SET EXERCISE: Leaving the pictures aside, transcribe every line below exactly.

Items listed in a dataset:
====
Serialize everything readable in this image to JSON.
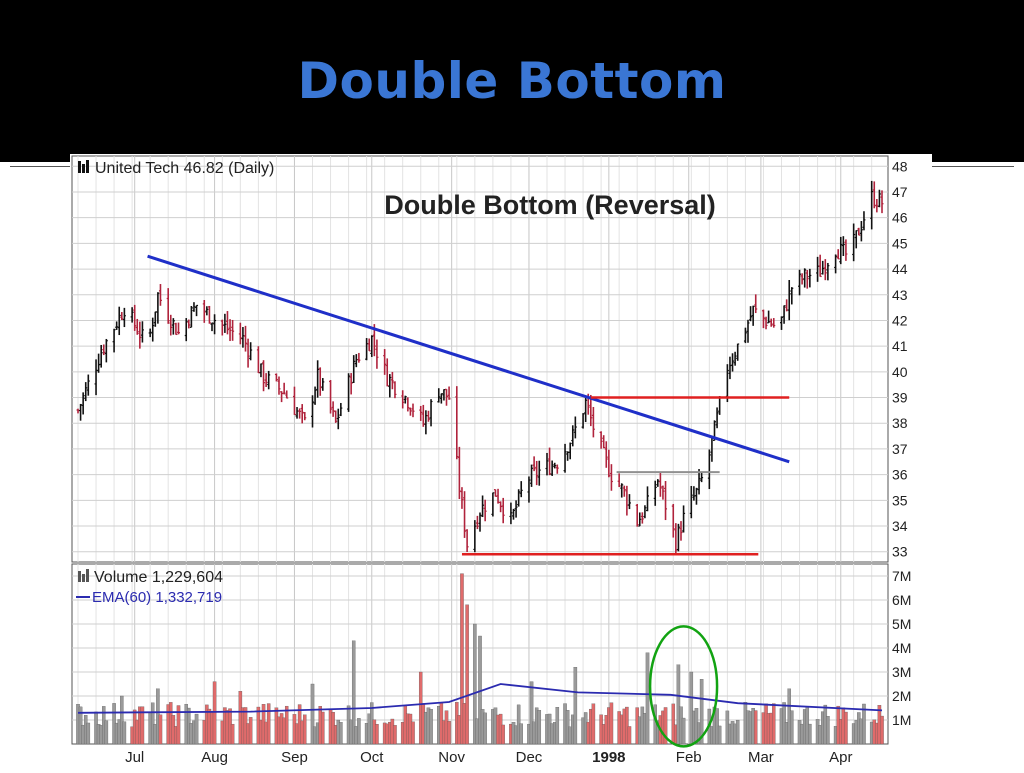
{
  "slide": {
    "title": "Double Bottom"
  },
  "colors": {
    "title": "#3a76d4",
    "up_candle": "#111111",
    "down_candle": "#b0233c",
    "trendline": "#1f2fc8",
    "support": "#e02020",
    "neckline": "#909090",
    "vol_up": "#9a9a9a",
    "vol_down": "#e06b6b",
    "ema": "#2b2bb0",
    "highlight": "#12a312"
  },
  "chart_data": [
    {
      "type": "candlestick",
      "header": "United Tech 46.82 (Daily)",
      "title": "Double Bottom (Reversal)",
      "ylim": [
        32.6,
        48.4
      ],
      "yticks": [
        "33",
        "34",
        "35",
        "36",
        "37",
        "38",
        "39",
        "40",
        "41",
        "42",
        "43",
        "44",
        "45",
        "46",
        "47",
        "48"
      ],
      "x_months": [
        {
          "label": "Jul",
          "x": "1997-07-01"
        },
        {
          "label": "Aug",
          "x": "1997-08-01"
        },
        {
          "label": "Sep",
          "x": "1997-09-01"
        },
        {
          "label": "Oct",
          "x": "1997-10-01"
        },
        {
          "label": "Nov",
          "x": "1997-11-01"
        },
        {
          "label": "Dec",
          "x": "1997-12-01"
        },
        {
          "label": "1998",
          "x": "1998-01-01"
        },
        {
          "label": "Feb",
          "x": "1998-02-01"
        },
        {
          "label": "Mar",
          "x": "1998-03-01"
        },
        {
          "label": "Apr",
          "x": "1998-04-01"
        }
      ],
      "xlim": [
        "1997-06-09",
        "1998-04-17"
      ],
      "price_path": [
        [
          "1997-06-09",
          38.5
        ],
        [
          "1997-06-18",
          40.8
        ],
        [
          "1997-06-27",
          42.5
        ],
        [
          "1997-07-06",
          41.0
        ],
        [
          "1997-07-10",
          43.0
        ],
        [
          "1997-07-18",
          41.5
        ],
        [
          "1997-07-25",
          42.6
        ],
        [
          "1997-08-04",
          41.8
        ],
        [
          "1997-08-12",
          41.3
        ],
        [
          "1997-08-20",
          39.8
        ],
        [
          "1997-08-28",
          39.2
        ],
        [
          "1997-09-05",
          38.0
        ],
        [
          "1997-09-10",
          39.8
        ],
        [
          "1997-09-17",
          38.0
        ],
        [
          "1997-09-25",
          40.5
        ],
        [
          "1997-10-01",
          41.3
        ],
        [
          "1997-10-07",
          39.8
        ],
        [
          "1997-10-15",
          38.9
        ],
        [
          "1997-10-21",
          38.0
        ],
        [
          "1997-10-27",
          39.3
        ],
        [
          "1997-10-31",
          39.0
        ],
        [
          "1997-11-04",
          35.5
        ],
        [
          "1997-11-07",
          33.3
        ],
        [
          "1997-11-12",
          34.6
        ],
        [
          "1997-11-18",
          35.3
        ],
        [
          "1997-11-24",
          34.2
        ],
        [
          "1997-11-30",
          35.8
        ],
        [
          "1997-12-06",
          36.2
        ],
        [
          "1997-12-12",
          36.5
        ],
        [
          "1997-12-18",
          37.5
        ],
        [
          "1997-12-23",
          38.8
        ],
        [
          "1997-12-28",
          37.2
        ],
        [
          "1998-01-02",
          36.0
        ],
        [
          "1998-01-07",
          35.3
        ],
        [
          "1998-01-12",
          34.2
        ],
        [
          "1998-01-15",
          34.6
        ],
        [
          "1998-01-20",
          35.8
        ],
        [
          "1998-01-24",
          34.5
        ],
        [
          "1998-01-27",
          33.4
        ],
        [
          "1998-01-31",
          34.6
        ],
        [
          "1998-02-04",
          35.3
        ],
        [
          "1998-02-08",
          36.3
        ],
        [
          "1998-02-12",
          38.2
        ],
        [
          "1998-02-16",
          40.2
        ],
        [
          "1998-02-21",
          41.2
        ],
        [
          "1998-02-26",
          42.4
        ],
        [
          "1998-03-03",
          42.0
        ],
        [
          "1998-03-08",
          41.7
        ],
        [
          "1998-03-13",
          43.3
        ],
        [
          "1998-03-18",
          43.7
        ],
        [
          "1998-03-24",
          43.9
        ],
        [
          "1998-03-30",
          44.8
        ],
        [
          "1998-04-04",
          44.5
        ],
        [
          "1998-04-08",
          45.5
        ],
        [
          "1998-04-13",
          46.8
        ],
        [
          "1998-04-17",
          46.6
        ]
      ],
      "annotations": [
        {
          "name": "trendline",
          "from": [
            "1997-07-06",
            44.5
          ],
          "to": [
            "1998-03-12",
            36.5
          ]
        },
        {
          "name": "resistance-line",
          "from": [
            "1997-12-25",
            39.0
          ],
          "to": [
            "1998-03-12",
            39.0
          ]
        },
        {
          "name": "neckline",
          "from": [
            "1998-01-04",
            36.1
          ],
          "to": [
            "1998-02-13",
            36.1
          ]
        },
        {
          "name": "support-line",
          "from": [
            "1997-11-05",
            32.9
          ],
          "to": [
            "1998-02-28",
            32.9
          ]
        }
      ]
    },
    {
      "type": "bar",
      "legend": [
        "Volume 1,229,604",
        "EMA(60) 1,332,719"
      ],
      "ylim": [
        0,
        7.5
      ],
      "yticks": [
        "1M",
        "2M",
        "3M",
        "4M",
        "5M",
        "6M",
        "7M"
      ],
      "volume_baseline": 1.3,
      "volume_spikes": [
        [
          "1997-06-26",
          2.0
        ],
        [
          "1997-07-10",
          2.3
        ],
        [
          "1997-08-01",
          2.6
        ],
        [
          "1997-08-11",
          2.2
        ],
        [
          "1997-09-08",
          2.5
        ],
        [
          "1997-09-24",
          4.3
        ],
        [
          "1997-10-05",
          5.3
        ],
        [
          "1997-10-20",
          3.0
        ],
        [
          "1997-11-05",
          7.1
        ],
        [
          "1997-11-07",
          5.8
        ],
        [
          "1997-11-10",
          5.0
        ],
        [
          "1997-11-12",
          4.5
        ],
        [
          "1997-12-02",
          2.6
        ],
        [
          "1997-12-19",
          3.2
        ],
        [
          "1998-01-16",
          3.8
        ],
        [
          "1998-01-28",
          3.3
        ],
        [
          "1998-02-02",
          3.0
        ],
        [
          "1998-02-06",
          2.7
        ],
        [
          "1998-03-12",
          2.3
        ],
        [
          "1998-04-05",
          2.2
        ],
        [
          "1998-04-12",
          2.4
        ]
      ],
      "ema_path": [
        [
          "1997-06-09",
          1.3
        ],
        [
          "1997-08-15",
          1.35
        ],
        [
          "1997-10-01",
          1.5
        ],
        [
          "1997-10-31",
          1.75
        ],
        [
          "1997-11-20",
          2.5
        ],
        [
          "1997-12-20",
          2.15
        ],
        [
          "1998-01-25",
          2.05
        ],
        [
          "1998-02-20",
          1.7
        ],
        [
          "1998-04-17",
          1.4
        ]
      ],
      "highlight": {
        "center": [
          "1998-01-30",
          2.4
        ],
        "rx_days": 13,
        "ry_value": 2.5
      }
    }
  ]
}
====
RESPONSE FOR THIS EXERCISE:
Serialize everything readable in this image to JSON.
{
  "slide": {
    "title": "Double Bottom"
  },
  "colors": {
    "title": "#3a76d4",
    "up_candle": "#111111",
    "down_candle": "#b0233c",
    "trendline": "#1f2fc8",
    "support": "#e02020",
    "neckline": "#909090",
    "vol_up": "#9a9a9a",
    "vol_down": "#e06b6b",
    "ema": "#2b2bb0",
    "highlight": "#12a312"
  },
  "chart_data": [
    {
      "type": "candlestick",
      "header": "United Tech 46.82 (Daily)",
      "title": "Double Bottom (Reversal)",
      "ylim": [
        32.6,
        48.4
      ],
      "yticks": [
        "33",
        "34",
        "35",
        "36",
        "37",
        "38",
        "39",
        "40",
        "41",
        "42",
        "43",
        "44",
        "45",
        "46",
        "47",
        "48"
      ],
      "x_months": [
        {
          "label": "Jul",
          "x": "1997-07-01"
        },
        {
          "label": "Aug",
          "x": "1997-08-01"
        },
        {
          "label": "Sep",
          "x": "1997-09-01"
        },
        {
          "label": "Oct",
          "x": "1997-10-01"
        },
        {
          "label": "Nov",
          "x": "1997-11-01"
        },
        {
          "label": "Dec",
          "x": "1997-12-01"
        },
        {
          "label": "1998",
          "x": "1998-01-01"
        },
        {
          "label": "Feb",
          "x": "1998-02-01"
        },
        {
          "label": "Mar",
          "x": "1998-03-01"
        },
        {
          "label": "Apr",
          "x": "1998-04-01"
        }
      ],
      "xlim": [
        "1997-06-09",
        "1998-04-17"
      ],
      "price_path": [
        [
          "1997-06-09",
          38.5
        ],
        [
          "1997-06-18",
          40.8
        ],
        [
          "1997-06-27",
          42.5
        ],
        [
          "1997-07-06",
          41.0
        ],
        [
          "1997-07-10",
          43.0
        ],
        [
          "1997-07-18",
          41.5
        ],
        [
          "1997-07-25",
          42.6
        ],
        [
          "1997-08-04",
          41.8
        ],
        [
          "1997-08-12",
          41.3
        ],
        [
          "1997-08-20",
          39.8
        ],
        [
          "1997-08-28",
          39.2
        ],
        [
          "1997-09-05",
          38.0
        ],
        [
          "1997-09-10",
          39.8
        ],
        [
          "1997-09-17",
          38.0
        ],
        [
          "1997-09-25",
          40.5
        ],
        [
          "1997-10-01",
          41.3
        ],
        [
          "1997-10-07",
          39.8
        ],
        [
          "1997-10-15",
          38.9
        ],
        [
          "1997-10-21",
          38.0
        ],
        [
          "1997-10-27",
          39.3
        ],
        [
          "1997-10-31",
          39.0
        ],
        [
          "1997-11-04",
          35.5
        ],
        [
          "1997-11-07",
          33.3
        ],
        [
          "1997-11-12",
          34.6
        ],
        [
          "1997-11-18",
          35.3
        ],
        [
          "1997-11-24",
          34.2
        ],
        [
          "1997-11-30",
          35.8
        ],
        [
          "1997-12-06",
          36.2
        ],
        [
          "1997-12-12",
          36.5
        ],
        [
          "1997-12-18",
          37.5
        ],
        [
          "1997-12-23",
          38.8
        ],
        [
          "1997-12-28",
          37.2
        ],
        [
          "1998-01-02",
          36.0
        ],
        [
          "1998-01-07",
          35.3
        ],
        [
          "1998-01-12",
          34.2
        ],
        [
          "1998-01-15",
          34.6
        ],
        [
          "1998-01-20",
          35.8
        ],
        [
          "1998-01-24",
          34.5
        ],
        [
          "1998-01-27",
          33.4
        ],
        [
          "1998-01-31",
          34.6
        ],
        [
          "1998-02-04",
          35.3
        ],
        [
          "1998-02-08",
          36.3
        ],
        [
          "1998-02-12",
          38.2
        ],
        [
          "1998-02-16",
          40.2
        ],
        [
          "1998-02-21",
          41.2
        ],
        [
          "1998-02-26",
          42.4
        ],
        [
          "1998-03-03",
          42.0
        ],
        [
          "1998-03-08",
          41.7
        ],
        [
          "1998-03-13",
          43.3
        ],
        [
          "1998-03-18",
          43.7
        ],
        [
          "1998-03-24",
          43.9
        ],
        [
          "1998-03-30",
          44.8
        ],
        [
          "1998-04-04",
          44.5
        ],
        [
          "1998-04-08",
          45.5
        ],
        [
          "1998-04-13",
          46.8
        ],
        [
          "1998-04-17",
          46.6
        ]
      ],
      "annotations": [
        {
          "name": "trendline",
          "from": [
            "1997-07-06",
            44.5
          ],
          "to": [
            "1998-03-12",
            36.5
          ]
        },
        {
          "name": "resistance-line",
          "from": [
            "1997-12-25",
            39.0
          ],
          "to": [
            "1998-03-12",
            39.0
          ]
        },
        {
          "name": "neckline",
          "from": [
            "1998-01-04",
            36.1
          ],
          "to": [
            "1998-02-13",
            36.1
          ]
        },
        {
          "name": "support-line",
          "from": [
            "1997-11-05",
            32.9
          ],
          "to": [
            "1998-02-28",
            32.9
          ]
        }
      ]
    },
    {
      "type": "bar",
      "legend": [
        "Volume 1,229,604",
        "EMA(60) 1,332,719"
      ],
      "ylim": [
        0,
        7.5
      ],
      "yticks": [
        "1M",
        "2M",
        "3M",
        "4M",
        "5M",
        "6M",
        "7M"
      ],
      "volume_baseline": 1.3,
      "volume_spikes": [
        [
          "1997-06-26",
          2.0
        ],
        [
          "1997-07-10",
          2.3
        ],
        [
          "1997-08-01",
          2.6
        ],
        [
          "1997-08-11",
          2.2
        ],
        [
          "1997-09-08",
          2.5
        ],
        [
          "1997-09-24",
          4.3
        ],
        [
          "1997-10-05",
          5.3
        ],
        [
          "1997-10-20",
          3.0
        ],
        [
          "1997-11-05",
          7.1
        ],
        [
          "1997-11-07",
          5.8
        ],
        [
          "1997-11-10",
          5.0
        ],
        [
          "1997-11-12",
          4.5
        ],
        [
          "1997-12-02",
          2.6
        ],
        [
          "1997-12-19",
          3.2
        ],
        [
          "1998-01-16",
          3.8
        ],
        [
          "1998-01-28",
          3.3
        ],
        [
          "1998-02-02",
          3.0
        ],
        [
          "1998-02-06",
          2.7
        ],
        [
          "1998-03-12",
          2.3
        ],
        [
          "1998-04-05",
          2.2
        ],
        [
          "1998-04-12",
          2.4
        ]
      ],
      "ema_path": [
        [
          "1997-06-09",
          1.3
        ],
        [
          "1997-08-15",
          1.35
        ],
        [
          "1997-10-01",
          1.5
        ],
        [
          "1997-10-31",
          1.75
        ],
        [
          "1997-11-20",
          2.5
        ],
        [
          "1997-12-20",
          2.15
        ],
        [
          "1998-01-25",
          2.05
        ],
        [
          "1998-02-20",
          1.7
        ],
        [
          "1998-04-17",
          1.4
        ]
      ],
      "highlight": {
        "center": [
          "1998-01-30",
          2.4
        ],
        "rx_days": 13,
        "ry_value": 2.5
      }
    }
  ]
}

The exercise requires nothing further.